*To do*:
[a] Answer these questions using the overview of The Mentalist's fourth season:
(i) On what date did the season conclude?
(ii) Which actor plays Luther Wainwright, and in how many episodes?
(iii) Which character does Pruitt Taylor Vince play?
[b] Decide whether each statement agrees with the overview of The Mentalist's fourth season, and quote the words that settle it:
(i) Alicia Witt appears in more episodes than Jillian Bach.
(ii) The season premiered on September 22, 2011.
(iii) Catherine Dent is part of the main cast.
[c] Reproduce word for word the part of the overview of The Mentalist's fourth season from "Owain Yeoman as" to "Harker (2 episodes)".

The fourth season of the CBS police procedural series The Mentalist premiered on September 22, 2011 and concluded on May 17, 2012. The season picks up immediately after the events of the third-season finale in which Patrick Jane (Simon Baker) was arrested for the public murder of the man he believes is the notorious serial killer Red John, who murdered his wife and daughter.

Cast

Main cast 
 Simon Baker as Patrick Jane (24 episodes)
 Robin Tunney as Teresa Lisbon (24 episodes)
 Tim Kang as Kimball Cho (24 episodes)
 Owain Yeoman as Wayne Rigsby (24 episodes)
 Amanda Righetti as Grace Van Pelt (24 episodes)

Recurring cast 
 Michael Rady as Luther Wainwright (9 episodes)
 Samaire Armstrong as Summer Edgecombe (7 episodes)
 Catherine Dent as Susan Darcy (6 episodes)
 Jillian Bach as Sarah Harrigan (4 episodes)
 Michael Gaston as Gale Bertram (2 episodes)
 Alicia Witt as Rosalind Harker (2 episodes)

Notable guest cast 
 Reed Diamond as Ray Haffner  ("Little Red Book") 
 Pruitt Taylor Vince as J. J. LaRoche ("Little Red Book")

*Record excerpts*:
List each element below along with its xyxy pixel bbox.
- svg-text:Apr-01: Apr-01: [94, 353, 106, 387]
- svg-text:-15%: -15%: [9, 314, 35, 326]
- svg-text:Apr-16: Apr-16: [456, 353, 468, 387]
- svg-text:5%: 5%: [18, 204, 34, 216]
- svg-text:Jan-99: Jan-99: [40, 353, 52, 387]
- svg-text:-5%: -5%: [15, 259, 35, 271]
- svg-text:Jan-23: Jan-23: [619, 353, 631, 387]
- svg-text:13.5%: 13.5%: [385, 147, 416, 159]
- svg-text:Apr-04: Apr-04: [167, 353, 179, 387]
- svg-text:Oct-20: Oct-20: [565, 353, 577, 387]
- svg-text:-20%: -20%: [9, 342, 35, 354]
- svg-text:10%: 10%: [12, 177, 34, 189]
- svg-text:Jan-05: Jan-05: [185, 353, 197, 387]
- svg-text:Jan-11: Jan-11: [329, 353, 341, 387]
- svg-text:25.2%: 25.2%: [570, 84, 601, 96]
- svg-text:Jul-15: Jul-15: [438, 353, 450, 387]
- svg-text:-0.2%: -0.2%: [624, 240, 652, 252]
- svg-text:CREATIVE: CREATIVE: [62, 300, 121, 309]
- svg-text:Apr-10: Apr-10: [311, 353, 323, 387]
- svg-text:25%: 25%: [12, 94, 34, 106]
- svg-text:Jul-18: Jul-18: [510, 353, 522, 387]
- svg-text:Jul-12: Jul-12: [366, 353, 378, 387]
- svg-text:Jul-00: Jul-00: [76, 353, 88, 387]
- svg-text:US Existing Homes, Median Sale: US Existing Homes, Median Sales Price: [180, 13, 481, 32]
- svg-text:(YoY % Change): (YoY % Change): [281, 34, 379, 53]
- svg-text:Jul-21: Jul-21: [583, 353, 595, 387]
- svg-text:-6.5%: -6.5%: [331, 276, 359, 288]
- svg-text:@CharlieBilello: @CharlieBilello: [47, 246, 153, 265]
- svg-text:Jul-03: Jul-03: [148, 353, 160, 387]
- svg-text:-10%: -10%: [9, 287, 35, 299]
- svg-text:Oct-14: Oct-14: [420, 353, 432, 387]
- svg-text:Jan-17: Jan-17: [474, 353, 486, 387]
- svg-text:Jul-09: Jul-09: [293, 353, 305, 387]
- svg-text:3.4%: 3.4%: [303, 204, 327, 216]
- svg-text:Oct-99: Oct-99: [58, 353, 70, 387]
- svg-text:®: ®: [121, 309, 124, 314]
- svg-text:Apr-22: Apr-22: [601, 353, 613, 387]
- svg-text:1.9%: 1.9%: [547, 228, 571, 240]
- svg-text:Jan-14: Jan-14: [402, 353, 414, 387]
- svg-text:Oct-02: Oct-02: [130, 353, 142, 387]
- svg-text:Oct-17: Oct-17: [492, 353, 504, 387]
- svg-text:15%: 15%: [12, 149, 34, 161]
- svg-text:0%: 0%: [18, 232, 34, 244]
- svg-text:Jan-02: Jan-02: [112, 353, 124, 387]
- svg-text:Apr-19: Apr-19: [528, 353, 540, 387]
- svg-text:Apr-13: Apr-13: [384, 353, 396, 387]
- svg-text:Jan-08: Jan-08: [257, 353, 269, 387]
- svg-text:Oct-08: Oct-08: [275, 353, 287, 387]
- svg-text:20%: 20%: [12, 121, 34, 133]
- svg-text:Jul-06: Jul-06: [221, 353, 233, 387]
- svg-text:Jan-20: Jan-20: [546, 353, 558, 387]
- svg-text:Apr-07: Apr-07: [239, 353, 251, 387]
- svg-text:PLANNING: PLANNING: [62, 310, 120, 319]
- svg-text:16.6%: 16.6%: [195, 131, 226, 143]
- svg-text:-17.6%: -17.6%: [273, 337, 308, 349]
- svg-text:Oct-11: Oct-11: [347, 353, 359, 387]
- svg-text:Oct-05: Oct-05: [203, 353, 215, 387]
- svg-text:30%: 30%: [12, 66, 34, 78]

*Per-task outputs*:
[a]
(i) May 17, 2012
(ii) Michael Rady, in 9 episodes
(iii) J. J. LaRoche

[b]
(i) No: "Jillian Bach as Sarah Harrigan (4 episodes)" and "Alicia Witt as Rosalind Harker (2 episodes)"
(ii) Yes: "premiered on September 22, 2011"
(iii) No: she is listed under "Recurring cast" as "Catherine Dent as Susan Darcy (6 episodes)"

[c]
Owain Yeoman as Wayne Rigsby (24 episodes)
 Amanda Righetti as Grace Van Pelt (24 episodes)

Recurring cast 
 Michael Rady as Luther Wainwright (9 episodes)
 Samaire Armstrong as Summer Edgecombe (7 episodes)
 Catherine Dent as Susan Darcy (6 episodes)
 Jillian Bach as Sarah Harrigan (4 episodes)
 Michael Gaston as Gale Bertram (2 episodes)
 Alicia Witt as Rosalind Harker (2 episodes)